Write out the data below exactly as given, without any of its pictures.
-- START OF Listed entries --
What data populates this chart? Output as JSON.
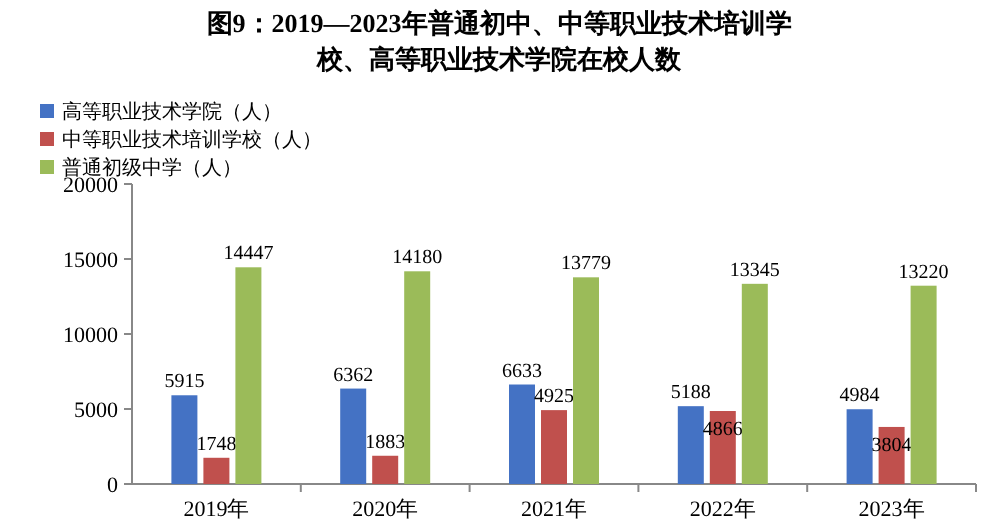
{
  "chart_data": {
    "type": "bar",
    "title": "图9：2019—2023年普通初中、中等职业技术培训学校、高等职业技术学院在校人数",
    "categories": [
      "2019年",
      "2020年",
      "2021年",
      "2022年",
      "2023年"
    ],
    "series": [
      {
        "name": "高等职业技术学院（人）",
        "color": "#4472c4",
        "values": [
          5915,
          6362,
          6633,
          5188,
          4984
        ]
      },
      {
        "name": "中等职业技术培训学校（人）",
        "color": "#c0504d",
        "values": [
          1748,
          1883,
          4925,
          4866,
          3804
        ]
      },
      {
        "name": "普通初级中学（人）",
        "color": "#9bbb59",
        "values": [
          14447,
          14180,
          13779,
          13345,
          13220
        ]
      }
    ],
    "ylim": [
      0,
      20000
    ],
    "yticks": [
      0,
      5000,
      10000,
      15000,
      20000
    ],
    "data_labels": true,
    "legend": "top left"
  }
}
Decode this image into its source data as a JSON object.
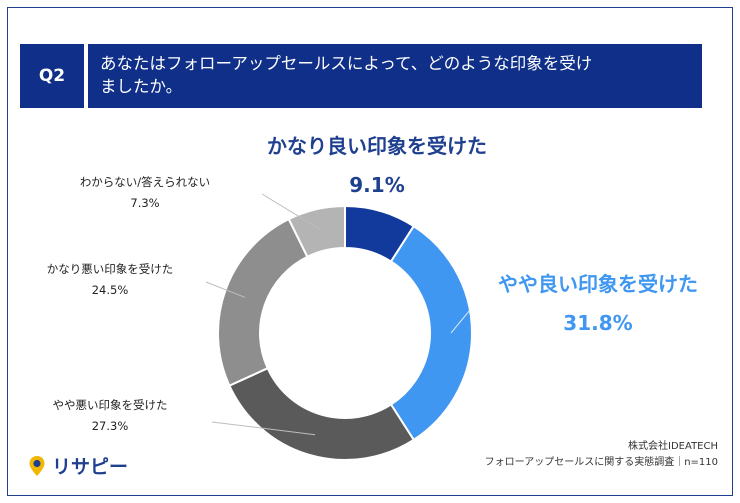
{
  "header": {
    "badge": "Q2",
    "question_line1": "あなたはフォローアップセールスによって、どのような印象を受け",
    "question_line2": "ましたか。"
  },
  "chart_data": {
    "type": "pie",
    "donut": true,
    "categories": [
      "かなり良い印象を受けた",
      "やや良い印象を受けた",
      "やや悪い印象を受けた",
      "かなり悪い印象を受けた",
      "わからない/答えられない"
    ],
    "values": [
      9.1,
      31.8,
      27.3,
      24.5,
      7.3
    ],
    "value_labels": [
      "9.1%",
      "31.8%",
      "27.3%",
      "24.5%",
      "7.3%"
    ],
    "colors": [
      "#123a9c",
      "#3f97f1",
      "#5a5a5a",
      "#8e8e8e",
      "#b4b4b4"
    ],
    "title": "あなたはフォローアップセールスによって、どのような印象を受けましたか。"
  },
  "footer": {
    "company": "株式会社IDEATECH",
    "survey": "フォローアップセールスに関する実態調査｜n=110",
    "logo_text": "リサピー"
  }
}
-- END OF Listed entries --
Result for this exercise
What data populates this chart? Output as JSON.
{
  "chart_data": {
    "type": "bar",
    "title": "图9：2019—2023年普通初中、中等职业技术培训学校、高等职业技术学院在校人数",
    "categories": [
      "2019年",
      "2020年",
      "2021年",
      "2022年",
      "2023年"
    ],
    "series": [
      {
        "name": "高等职业技术学院（人）",
        "color": "#4472c4",
        "values": [
          5915,
          6362,
          6633,
          5188,
          4984
        ]
      },
      {
        "name": "中等职业技术培训学校（人）",
        "color": "#c0504d",
        "values": [
          1748,
          1883,
          4925,
          4866,
          3804
        ]
      },
      {
        "name": "普通初级中学（人）",
        "color": "#9bbb59",
        "values": [
          14447,
          14180,
          13779,
          13345,
          13220
        ]
      }
    ],
    "ylim": [
      0,
      20000
    ],
    "yticks": [
      0,
      5000,
      10000,
      15000,
      20000
    ],
    "data_labels": true,
    "legend": "top left"
  }
}
Decode this image into its source data as a JSON object.
{
  "header": {
    "badge": "Q2",
    "question_line1": "あなたはフォローアップセールスによって、どのような印象を受け",
    "question_line2": "ましたか。"
  },
  "chart_data": {
    "type": "pie",
    "donut": true,
    "categories": [
      "かなり良い印象を受けた",
      "やや良い印象を受けた",
      "やや悪い印象を受けた",
      "かなり悪い印象を受けた",
      "わからない/答えられない"
    ],
    "values": [
      9.1,
      31.8,
      27.3,
      24.5,
      7.3
    ],
    "value_labels": [
      "9.1%",
      "31.8%",
      "27.3%",
      "24.5%",
      "7.3%"
    ],
    "colors": [
      "#123a9c",
      "#3f97f1",
      "#5a5a5a",
      "#8e8e8e",
      "#b4b4b4"
    ],
    "title": "あなたはフォローアップセールスによって、どのような印象を受けましたか。"
  },
  "footer": {
    "company": "株式会社IDEATECH",
    "survey": "フォローアップセールスに関する実態調査｜n=110",
    "logo_text": "リサピー"
  }
}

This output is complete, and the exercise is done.